*Record extracts*
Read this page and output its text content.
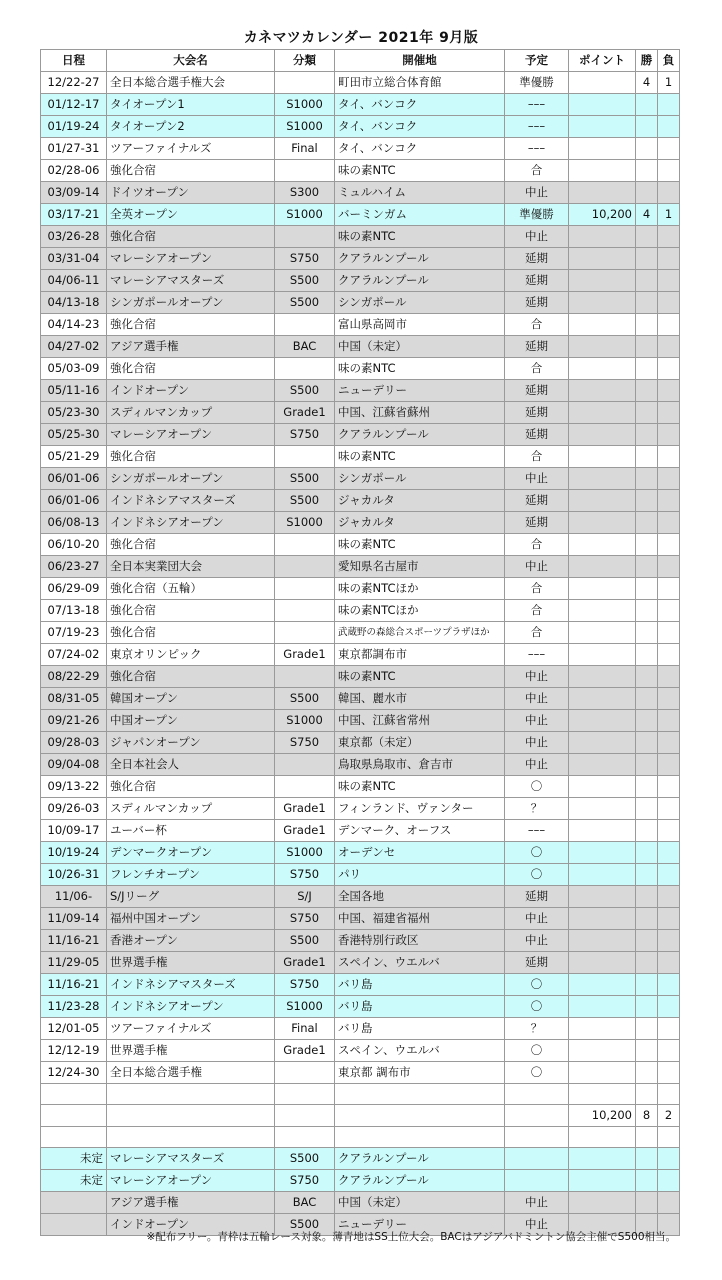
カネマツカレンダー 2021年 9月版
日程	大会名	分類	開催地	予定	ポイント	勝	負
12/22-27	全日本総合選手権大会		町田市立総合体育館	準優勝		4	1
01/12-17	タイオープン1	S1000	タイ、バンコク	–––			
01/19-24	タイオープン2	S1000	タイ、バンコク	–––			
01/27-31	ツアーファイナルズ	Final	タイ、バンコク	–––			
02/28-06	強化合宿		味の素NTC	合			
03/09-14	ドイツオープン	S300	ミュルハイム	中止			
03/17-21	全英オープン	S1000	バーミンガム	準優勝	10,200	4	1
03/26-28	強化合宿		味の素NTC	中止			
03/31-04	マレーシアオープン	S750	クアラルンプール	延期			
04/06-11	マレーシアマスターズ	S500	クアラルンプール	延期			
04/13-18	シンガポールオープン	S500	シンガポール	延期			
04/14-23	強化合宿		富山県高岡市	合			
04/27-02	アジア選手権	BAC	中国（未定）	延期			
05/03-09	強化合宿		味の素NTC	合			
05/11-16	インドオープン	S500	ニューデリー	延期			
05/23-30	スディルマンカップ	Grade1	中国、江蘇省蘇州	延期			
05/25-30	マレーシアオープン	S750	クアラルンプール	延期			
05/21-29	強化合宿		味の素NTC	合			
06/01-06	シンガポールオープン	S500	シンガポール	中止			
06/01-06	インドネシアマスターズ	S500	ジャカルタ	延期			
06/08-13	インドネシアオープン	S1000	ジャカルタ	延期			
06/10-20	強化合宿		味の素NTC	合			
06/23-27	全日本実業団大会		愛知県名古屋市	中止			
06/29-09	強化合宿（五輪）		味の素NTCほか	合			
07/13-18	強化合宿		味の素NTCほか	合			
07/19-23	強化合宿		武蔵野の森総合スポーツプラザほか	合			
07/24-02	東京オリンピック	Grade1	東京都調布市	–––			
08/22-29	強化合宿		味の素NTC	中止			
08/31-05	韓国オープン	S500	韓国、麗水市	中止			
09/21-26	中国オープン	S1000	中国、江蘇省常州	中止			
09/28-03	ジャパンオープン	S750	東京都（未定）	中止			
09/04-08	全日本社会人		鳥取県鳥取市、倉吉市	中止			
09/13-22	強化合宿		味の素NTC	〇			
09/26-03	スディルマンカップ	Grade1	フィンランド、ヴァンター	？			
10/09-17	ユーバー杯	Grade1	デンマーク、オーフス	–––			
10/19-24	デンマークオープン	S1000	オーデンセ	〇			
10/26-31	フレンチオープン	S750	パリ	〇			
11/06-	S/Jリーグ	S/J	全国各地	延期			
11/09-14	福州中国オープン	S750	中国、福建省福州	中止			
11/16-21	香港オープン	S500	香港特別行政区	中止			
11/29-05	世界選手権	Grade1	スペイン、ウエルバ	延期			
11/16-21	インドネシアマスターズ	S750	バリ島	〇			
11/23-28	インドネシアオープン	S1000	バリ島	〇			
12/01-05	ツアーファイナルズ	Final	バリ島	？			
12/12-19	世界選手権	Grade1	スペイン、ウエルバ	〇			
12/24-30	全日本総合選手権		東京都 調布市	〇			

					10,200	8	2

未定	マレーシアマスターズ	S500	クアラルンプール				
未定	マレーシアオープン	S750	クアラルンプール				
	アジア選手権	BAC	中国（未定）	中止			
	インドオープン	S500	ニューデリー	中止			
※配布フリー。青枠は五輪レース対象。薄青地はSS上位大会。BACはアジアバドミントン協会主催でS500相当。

*Do this*
Return the listing above unchanged, apart from dropping its pictures.

*Result for this task*
Read this page and output its text content.
カネマツカレンダー 2021年 9月版
日程	大会名	分類	開催地	予定	ポイント	勝	負
12/22-27	全日本総合選手権大会		町田市立総合体育館	準優勝		4	1
01/12-17	タイオープン1	S1000	タイ、バンコク	–––			
01/19-24	タイオープン2	S1000	タイ、バンコク	–––			
01/27-31	ツアーファイナルズ	Final	タイ、バンコク	–––			
02/28-06	強化合宿		味の素NTC	合			
03/09-14	ドイツオープン	S300	ミュルハイム	中止			
03/17-21	全英オープン	S1000	バーミンガム	準優勝	10,200	4	1
03/26-28	強化合宿		味の素NTC	中止			
03/31-04	マレーシアオープン	S750	クアラルンプール	延期			
04/06-11	マレーシアマスターズ	S500	クアラルンプール	延期			
04/13-18	シンガポールオープン	S500	シンガポール	延期			
04/14-23	強化合宿		富山県高岡市	合			
04/27-02	アジア選手権	BAC	中国（未定）	延期			
05/03-09	強化合宿		味の素NTC	合			
05/11-16	インドオープン	S500	ニューデリー	延期			
05/23-30	スディルマンカップ	Grade1	中国、江蘇省蘇州	延期			
05/25-30	マレーシアオープン	S750	クアラルンプール	延期			
05/21-29	強化合宿		味の素NTC	合			
06/01-06	シンガポールオープン	S500	シンガポール	中止			
06/01-06	インドネシアマスターズ	S500	ジャカルタ	延期			
06/08-13	インドネシアオープン	S1000	ジャカルタ	延期			
06/10-20	強化合宿		味の素NTC	合			
06/23-27	全日本実業団大会		愛知県名古屋市	中止			
06/29-09	強化合宿（五輪）		味の素NTCほか	合			
07/13-18	強化合宿		味の素NTCほか	合			
07/19-23	強化合宿		武蔵野の森総合スポーツプラザほか	合			
07/24-02	東京オリンピック	Grade1	東京都調布市	–––			
08/22-29	強化合宿		味の素NTC	中止			
08/31-05	韓国オープン	S500	韓国、麗水市	中止			
09/21-26	中国オープン	S1000	中国、江蘇省常州	中止			
09/28-03	ジャパンオープン	S750	東京都（未定）	中止			
09/04-08	全日本社会人		鳥取県鳥取市、倉吉市	中止			
09/13-22	強化合宿		味の素NTC	〇			
09/26-03	スディルマンカップ	Grade1	フィンランド、ヴァンター	？			
10/09-17	ユーバー杯	Grade1	デンマーク、オーフス	–––			
10/19-24	デンマークオープン	S1000	オーデンセ	〇			
10/26-31	フレンチオープン	S750	パリ	〇			
11/06-	S/Jリーグ	S/J	全国各地	延期			
11/09-14	福州中国オープン	S750	中国、福建省福州	中止			
11/16-21	香港オープン	S500	香港特別行政区	中止			
11/29-05	世界選手権	Grade1	スペイン、ウエルバ	延期			
11/16-21	インドネシアマスターズ	S750	バリ島	〇			
11/23-28	インドネシアオープン	S1000	バリ島	〇			
12/01-05	ツアーファイナルズ	Final	バリ島	？			
12/12-19	世界選手権	Grade1	スペイン、ウエルバ	〇			
12/24-30	全日本総合選手権		東京都 調布市	〇			

					10,200	8	2

未定	マレーシアマスターズ	S500	クアラルンプール				
未定	マレーシアオープン	S750	クアラルンプール				
	アジア選手権	BAC	中国（未定）	中止			
	インドオープン	S500	ニューデリー	中止			
※配布フリー。青枠は五輪レース対象。薄青地はSS上位大会。BACはアジアバドミントン協会主催でS500相当。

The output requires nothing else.